> Written task:
Where a line below holds the string "have", copy that line.

Stored items:
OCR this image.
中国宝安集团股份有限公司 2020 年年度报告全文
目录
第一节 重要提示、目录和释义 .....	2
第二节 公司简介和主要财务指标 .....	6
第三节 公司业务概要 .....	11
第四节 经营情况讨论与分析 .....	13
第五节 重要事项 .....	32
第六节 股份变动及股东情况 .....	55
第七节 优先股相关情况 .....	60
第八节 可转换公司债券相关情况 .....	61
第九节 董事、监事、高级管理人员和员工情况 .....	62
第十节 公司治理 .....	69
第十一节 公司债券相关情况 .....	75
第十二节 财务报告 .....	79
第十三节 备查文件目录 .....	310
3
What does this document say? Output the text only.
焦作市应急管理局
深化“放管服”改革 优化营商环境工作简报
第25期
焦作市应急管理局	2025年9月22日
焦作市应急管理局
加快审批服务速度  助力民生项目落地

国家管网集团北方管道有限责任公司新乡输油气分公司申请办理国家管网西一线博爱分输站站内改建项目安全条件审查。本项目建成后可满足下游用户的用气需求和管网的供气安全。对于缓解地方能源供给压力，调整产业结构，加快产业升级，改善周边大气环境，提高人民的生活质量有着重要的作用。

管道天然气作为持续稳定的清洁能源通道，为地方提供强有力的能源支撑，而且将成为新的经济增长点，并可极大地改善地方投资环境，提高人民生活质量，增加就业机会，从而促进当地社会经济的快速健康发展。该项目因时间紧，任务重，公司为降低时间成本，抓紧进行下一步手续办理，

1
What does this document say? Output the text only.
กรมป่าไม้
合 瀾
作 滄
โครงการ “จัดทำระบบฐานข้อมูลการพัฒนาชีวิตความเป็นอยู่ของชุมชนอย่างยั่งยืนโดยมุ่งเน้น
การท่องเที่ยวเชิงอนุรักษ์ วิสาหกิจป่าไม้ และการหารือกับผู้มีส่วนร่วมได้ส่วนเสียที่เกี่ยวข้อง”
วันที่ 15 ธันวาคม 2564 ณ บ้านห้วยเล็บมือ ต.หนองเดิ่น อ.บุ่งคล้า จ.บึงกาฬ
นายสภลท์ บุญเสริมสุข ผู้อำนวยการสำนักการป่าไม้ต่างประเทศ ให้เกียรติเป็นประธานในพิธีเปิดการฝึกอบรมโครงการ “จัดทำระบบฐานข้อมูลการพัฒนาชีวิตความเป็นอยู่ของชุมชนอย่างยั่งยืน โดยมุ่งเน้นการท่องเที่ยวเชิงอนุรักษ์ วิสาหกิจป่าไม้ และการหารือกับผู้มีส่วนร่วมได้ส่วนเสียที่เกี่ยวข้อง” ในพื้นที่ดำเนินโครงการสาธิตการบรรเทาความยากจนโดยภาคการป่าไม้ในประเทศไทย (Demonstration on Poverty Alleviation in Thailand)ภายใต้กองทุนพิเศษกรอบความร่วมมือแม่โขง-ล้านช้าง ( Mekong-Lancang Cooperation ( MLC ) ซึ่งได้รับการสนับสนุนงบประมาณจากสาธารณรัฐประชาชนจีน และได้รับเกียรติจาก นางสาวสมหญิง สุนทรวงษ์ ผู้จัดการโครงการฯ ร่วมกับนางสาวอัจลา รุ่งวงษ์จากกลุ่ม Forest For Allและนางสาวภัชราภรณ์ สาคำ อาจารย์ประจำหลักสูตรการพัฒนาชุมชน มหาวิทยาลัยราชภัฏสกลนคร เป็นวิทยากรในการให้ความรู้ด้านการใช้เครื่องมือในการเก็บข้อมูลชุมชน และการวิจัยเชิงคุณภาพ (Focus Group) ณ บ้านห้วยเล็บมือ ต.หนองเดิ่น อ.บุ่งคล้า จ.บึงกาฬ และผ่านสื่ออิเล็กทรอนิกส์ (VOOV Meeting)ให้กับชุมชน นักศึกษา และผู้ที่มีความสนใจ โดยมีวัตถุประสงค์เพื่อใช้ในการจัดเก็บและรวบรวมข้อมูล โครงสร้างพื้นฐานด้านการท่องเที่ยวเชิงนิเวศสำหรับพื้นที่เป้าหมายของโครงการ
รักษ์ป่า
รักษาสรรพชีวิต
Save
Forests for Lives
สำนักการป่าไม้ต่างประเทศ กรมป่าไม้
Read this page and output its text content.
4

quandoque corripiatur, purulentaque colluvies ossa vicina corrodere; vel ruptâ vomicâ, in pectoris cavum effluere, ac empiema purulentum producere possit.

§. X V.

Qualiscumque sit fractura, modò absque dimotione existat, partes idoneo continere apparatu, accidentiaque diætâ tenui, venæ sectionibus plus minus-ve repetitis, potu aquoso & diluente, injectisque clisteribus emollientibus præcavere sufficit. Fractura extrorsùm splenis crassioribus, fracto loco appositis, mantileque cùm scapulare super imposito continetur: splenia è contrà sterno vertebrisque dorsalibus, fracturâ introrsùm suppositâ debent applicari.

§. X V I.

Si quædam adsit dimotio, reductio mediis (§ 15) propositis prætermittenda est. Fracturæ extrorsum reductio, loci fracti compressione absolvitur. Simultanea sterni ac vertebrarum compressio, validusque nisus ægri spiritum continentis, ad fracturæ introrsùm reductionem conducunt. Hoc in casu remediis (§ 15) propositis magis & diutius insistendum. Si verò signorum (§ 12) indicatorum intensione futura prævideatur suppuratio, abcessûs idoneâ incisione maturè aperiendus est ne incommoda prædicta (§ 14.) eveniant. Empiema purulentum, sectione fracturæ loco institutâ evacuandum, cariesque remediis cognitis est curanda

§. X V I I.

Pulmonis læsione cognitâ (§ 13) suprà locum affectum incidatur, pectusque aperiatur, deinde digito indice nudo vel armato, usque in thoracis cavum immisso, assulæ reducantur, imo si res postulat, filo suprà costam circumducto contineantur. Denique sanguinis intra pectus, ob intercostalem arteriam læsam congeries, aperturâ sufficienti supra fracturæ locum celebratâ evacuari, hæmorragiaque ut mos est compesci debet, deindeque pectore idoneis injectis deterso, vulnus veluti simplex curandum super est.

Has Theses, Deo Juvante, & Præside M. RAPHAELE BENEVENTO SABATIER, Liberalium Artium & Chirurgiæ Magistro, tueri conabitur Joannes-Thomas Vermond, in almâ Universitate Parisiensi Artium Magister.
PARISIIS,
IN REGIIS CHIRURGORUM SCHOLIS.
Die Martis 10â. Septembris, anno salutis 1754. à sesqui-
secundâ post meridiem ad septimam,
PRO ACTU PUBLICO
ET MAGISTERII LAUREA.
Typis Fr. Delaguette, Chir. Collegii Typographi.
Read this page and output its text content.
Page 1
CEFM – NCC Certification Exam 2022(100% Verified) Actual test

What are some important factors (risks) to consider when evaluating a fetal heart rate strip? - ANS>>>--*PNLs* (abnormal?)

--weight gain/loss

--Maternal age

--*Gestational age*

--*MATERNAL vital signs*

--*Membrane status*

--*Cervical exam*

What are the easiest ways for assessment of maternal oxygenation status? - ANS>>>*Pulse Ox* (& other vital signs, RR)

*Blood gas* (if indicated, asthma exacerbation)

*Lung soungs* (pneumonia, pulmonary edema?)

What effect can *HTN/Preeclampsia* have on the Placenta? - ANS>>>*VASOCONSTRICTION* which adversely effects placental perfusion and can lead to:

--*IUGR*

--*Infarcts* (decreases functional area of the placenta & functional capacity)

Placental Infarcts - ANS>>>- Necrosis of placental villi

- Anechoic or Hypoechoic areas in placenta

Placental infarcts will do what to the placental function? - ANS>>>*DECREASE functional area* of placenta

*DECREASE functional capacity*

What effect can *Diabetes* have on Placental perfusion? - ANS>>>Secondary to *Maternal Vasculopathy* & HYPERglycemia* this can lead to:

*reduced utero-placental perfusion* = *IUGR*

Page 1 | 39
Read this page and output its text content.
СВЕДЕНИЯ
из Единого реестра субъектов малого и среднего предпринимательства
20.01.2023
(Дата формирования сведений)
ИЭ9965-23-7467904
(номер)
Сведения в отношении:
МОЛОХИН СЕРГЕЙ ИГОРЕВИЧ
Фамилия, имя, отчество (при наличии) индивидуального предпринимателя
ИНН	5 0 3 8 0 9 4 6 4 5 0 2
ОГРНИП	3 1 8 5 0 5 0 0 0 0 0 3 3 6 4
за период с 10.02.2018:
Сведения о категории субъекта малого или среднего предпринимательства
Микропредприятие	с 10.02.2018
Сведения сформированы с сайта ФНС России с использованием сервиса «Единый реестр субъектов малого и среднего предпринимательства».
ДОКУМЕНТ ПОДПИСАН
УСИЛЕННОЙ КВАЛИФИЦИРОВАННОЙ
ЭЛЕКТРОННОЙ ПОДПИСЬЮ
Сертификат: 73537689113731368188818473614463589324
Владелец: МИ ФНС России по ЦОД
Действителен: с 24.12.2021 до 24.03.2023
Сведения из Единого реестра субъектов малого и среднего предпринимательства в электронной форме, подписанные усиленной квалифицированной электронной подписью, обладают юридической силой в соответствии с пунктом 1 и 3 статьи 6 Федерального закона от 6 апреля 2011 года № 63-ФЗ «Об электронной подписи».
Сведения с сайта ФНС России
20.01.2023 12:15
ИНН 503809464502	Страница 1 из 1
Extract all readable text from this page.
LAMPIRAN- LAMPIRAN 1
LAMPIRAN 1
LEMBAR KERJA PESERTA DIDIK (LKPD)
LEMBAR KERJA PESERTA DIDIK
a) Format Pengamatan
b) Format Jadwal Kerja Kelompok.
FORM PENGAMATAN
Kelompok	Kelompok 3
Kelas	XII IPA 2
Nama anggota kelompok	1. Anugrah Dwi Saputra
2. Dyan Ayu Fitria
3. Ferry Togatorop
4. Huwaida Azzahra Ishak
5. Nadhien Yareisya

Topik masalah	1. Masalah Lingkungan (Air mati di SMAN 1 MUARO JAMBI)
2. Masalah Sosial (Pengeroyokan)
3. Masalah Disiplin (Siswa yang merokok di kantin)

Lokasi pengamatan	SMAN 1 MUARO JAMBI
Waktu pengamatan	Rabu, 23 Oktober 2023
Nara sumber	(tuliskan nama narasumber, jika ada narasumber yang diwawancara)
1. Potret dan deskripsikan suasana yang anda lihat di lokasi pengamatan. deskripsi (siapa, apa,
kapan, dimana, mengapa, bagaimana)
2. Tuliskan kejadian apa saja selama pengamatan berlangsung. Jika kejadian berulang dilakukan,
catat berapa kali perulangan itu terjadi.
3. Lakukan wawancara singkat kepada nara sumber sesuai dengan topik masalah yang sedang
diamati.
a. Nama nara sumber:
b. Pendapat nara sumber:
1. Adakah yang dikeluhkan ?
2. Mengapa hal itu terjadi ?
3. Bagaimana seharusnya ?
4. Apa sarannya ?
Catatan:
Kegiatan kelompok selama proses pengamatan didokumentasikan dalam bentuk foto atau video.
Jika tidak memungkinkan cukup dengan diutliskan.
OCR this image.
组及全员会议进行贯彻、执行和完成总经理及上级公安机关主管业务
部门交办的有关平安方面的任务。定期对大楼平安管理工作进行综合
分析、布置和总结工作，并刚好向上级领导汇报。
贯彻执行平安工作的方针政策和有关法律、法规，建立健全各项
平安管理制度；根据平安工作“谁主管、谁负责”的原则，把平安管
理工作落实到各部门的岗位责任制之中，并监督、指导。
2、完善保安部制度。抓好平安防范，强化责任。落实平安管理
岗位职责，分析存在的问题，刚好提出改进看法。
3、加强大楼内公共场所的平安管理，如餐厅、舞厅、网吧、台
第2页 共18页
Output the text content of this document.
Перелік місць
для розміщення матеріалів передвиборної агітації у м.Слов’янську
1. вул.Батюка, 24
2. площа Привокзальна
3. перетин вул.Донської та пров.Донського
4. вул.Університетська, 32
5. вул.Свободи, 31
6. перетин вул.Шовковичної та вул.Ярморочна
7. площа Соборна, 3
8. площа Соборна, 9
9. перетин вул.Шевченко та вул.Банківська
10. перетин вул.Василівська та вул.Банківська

> Solution for this problem:
What effect can *HTN/Preeclampsia* have on the Placenta? - ANS>>>*VASOCONSTRICTION* which adversely effects placental perfusion and can lead to:
What effect can *Diabetes* have on Placental perfusion? - ANS>>>Secondary to *Maternal Vasculopathy* & HYPERglycemia* this can lead to:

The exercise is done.